Directions: Find the string "liquidi" in the entries and copy each line that has it.

Stored rows:
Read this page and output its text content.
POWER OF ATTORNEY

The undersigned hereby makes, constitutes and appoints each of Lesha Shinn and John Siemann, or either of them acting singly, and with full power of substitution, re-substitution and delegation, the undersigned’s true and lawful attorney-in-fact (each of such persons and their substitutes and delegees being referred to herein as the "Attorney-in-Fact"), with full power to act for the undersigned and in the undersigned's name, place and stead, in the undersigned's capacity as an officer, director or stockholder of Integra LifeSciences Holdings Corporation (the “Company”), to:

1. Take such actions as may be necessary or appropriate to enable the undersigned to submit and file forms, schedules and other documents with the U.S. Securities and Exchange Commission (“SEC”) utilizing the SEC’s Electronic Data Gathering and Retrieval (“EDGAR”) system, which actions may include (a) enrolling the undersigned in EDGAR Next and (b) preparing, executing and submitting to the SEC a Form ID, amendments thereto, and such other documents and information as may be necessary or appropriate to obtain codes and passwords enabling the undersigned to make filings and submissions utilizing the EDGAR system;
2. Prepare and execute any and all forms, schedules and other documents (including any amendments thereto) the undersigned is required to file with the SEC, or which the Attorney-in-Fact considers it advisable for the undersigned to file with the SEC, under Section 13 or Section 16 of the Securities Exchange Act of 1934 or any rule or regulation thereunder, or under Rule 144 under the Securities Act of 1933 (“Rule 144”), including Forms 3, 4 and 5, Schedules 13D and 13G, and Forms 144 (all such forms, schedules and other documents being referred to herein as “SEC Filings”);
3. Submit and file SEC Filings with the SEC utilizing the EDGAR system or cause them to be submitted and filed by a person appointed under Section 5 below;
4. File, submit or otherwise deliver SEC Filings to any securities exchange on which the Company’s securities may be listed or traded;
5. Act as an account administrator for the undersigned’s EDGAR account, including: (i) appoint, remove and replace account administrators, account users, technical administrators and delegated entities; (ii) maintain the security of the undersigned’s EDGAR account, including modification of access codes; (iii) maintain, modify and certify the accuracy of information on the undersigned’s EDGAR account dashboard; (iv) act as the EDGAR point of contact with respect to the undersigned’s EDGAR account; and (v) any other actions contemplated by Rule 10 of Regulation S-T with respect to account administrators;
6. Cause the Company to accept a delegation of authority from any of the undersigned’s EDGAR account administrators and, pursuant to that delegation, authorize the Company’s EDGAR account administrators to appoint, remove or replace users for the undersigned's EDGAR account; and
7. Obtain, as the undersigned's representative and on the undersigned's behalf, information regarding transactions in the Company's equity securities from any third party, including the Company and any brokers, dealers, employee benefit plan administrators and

* * *

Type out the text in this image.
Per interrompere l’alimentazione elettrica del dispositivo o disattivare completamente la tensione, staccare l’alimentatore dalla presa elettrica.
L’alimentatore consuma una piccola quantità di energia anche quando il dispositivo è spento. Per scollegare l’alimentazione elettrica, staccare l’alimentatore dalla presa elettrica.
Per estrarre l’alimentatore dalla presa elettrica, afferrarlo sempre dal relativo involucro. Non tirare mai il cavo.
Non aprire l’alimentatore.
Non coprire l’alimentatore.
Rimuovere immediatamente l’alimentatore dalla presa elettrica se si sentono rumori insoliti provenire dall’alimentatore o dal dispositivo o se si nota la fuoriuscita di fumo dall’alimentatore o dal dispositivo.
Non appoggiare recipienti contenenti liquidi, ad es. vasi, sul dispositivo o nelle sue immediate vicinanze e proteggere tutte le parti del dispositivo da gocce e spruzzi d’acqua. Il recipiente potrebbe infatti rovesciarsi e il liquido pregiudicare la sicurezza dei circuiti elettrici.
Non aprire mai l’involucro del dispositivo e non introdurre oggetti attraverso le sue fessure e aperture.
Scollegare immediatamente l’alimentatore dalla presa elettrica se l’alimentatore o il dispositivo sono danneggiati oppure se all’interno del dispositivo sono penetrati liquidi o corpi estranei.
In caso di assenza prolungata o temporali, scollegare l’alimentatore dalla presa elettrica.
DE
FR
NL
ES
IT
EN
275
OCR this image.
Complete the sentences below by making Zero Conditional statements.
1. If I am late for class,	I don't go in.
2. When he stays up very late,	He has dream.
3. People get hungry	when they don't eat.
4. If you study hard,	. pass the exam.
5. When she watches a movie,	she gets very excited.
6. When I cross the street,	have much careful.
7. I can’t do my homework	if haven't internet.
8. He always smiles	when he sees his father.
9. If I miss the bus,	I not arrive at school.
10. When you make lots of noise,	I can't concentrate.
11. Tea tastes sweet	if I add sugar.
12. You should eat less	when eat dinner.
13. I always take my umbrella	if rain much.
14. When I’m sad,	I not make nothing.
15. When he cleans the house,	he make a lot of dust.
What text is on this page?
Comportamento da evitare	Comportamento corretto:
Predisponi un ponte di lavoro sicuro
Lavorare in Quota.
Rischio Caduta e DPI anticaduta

---

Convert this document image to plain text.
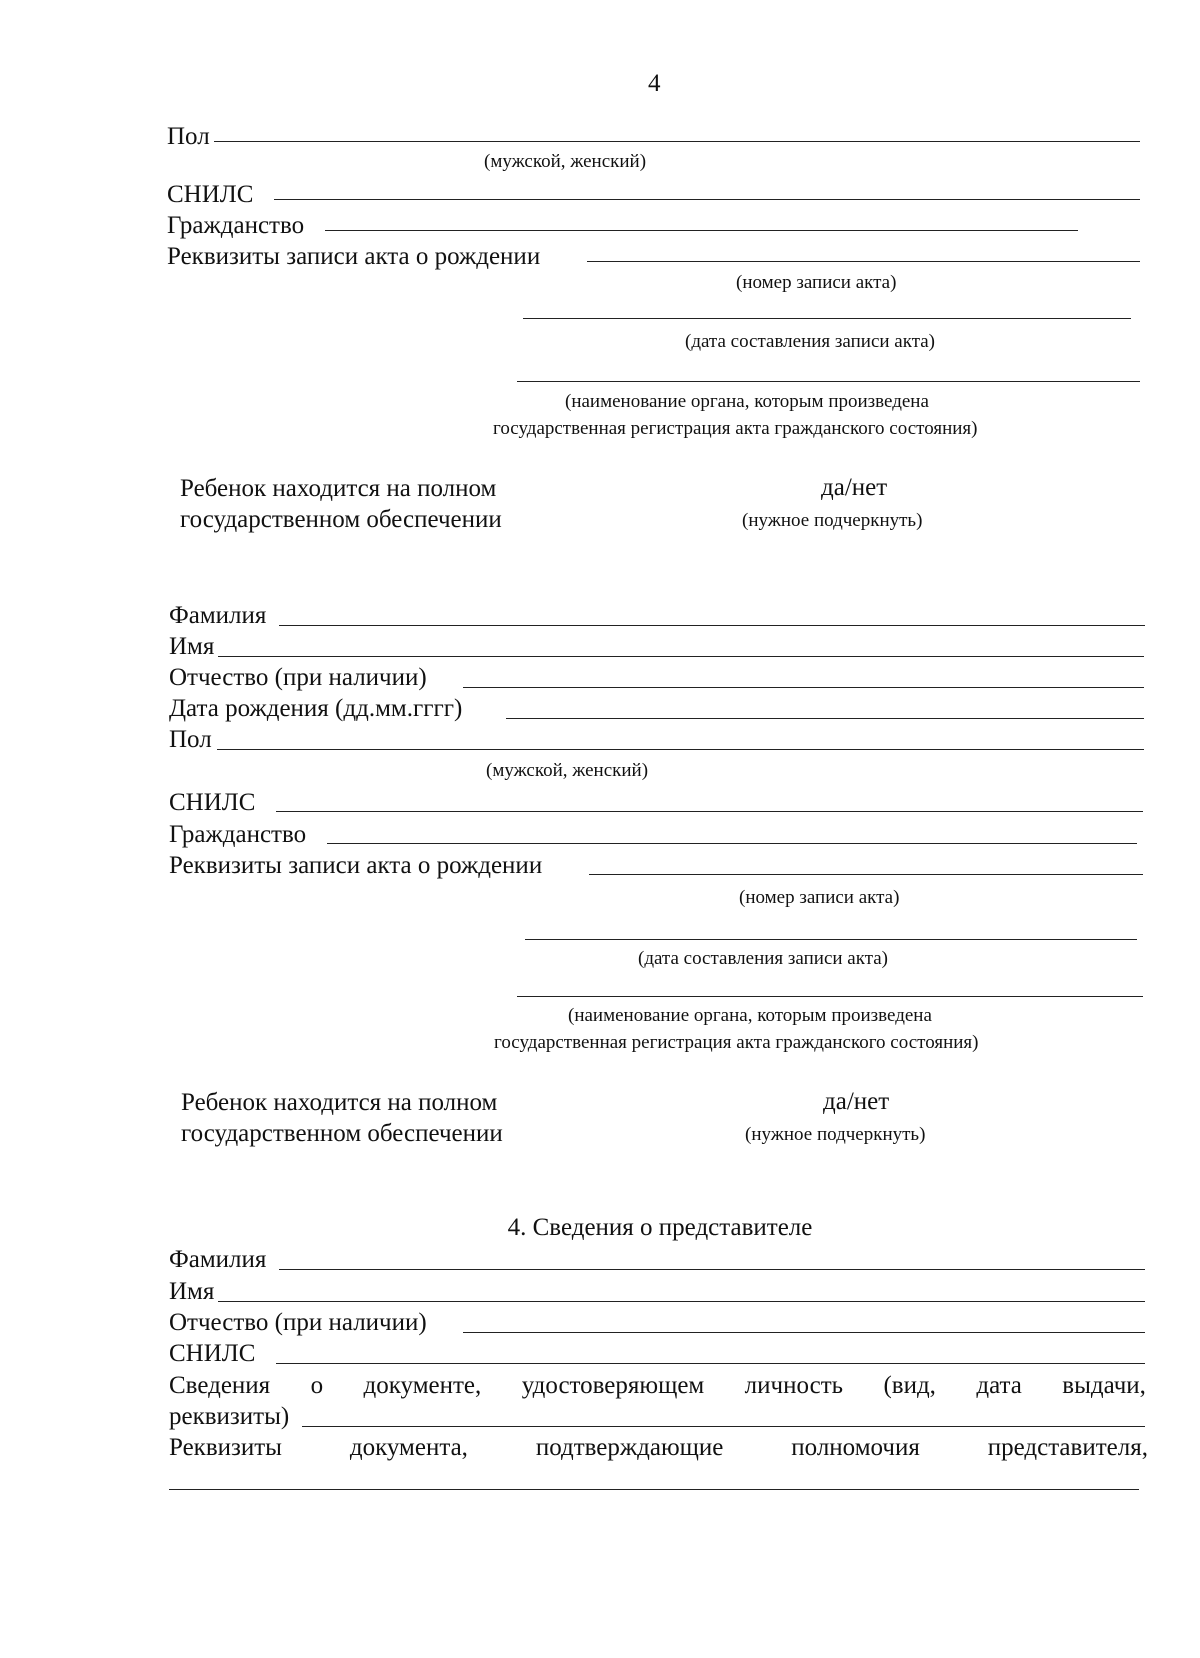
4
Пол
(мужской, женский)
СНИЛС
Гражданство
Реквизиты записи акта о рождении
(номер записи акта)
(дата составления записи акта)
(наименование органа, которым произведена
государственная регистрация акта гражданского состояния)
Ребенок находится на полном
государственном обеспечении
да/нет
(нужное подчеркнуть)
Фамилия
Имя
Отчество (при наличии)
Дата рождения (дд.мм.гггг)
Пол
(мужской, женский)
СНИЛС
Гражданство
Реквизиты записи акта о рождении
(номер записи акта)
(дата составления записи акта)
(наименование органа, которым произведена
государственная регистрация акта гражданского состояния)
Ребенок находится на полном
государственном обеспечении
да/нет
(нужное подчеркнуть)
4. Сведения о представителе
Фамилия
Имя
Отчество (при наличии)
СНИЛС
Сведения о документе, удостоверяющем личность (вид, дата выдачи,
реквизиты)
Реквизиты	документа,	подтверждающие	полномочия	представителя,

The output:
Non appoggiare recipienti contenenti liquidi, ad es. vasi, sul dispositivo o nelle sue immediate vicinanze e proteggere tutte le parti del dispositivo da gocce e spruzzi d’acqua. Il recipiente potrebbe infatti rovesciarsi e il liquido pregiudicare la sicurezza dei circuiti elettrici.
Scollegare immediatamente l’alimentatore dalla presa elettrica se l’alimentatore o il dispositivo sono danneggiati oppure se all’interno del dispositivo sono penetrati liquidi o corpi estranei.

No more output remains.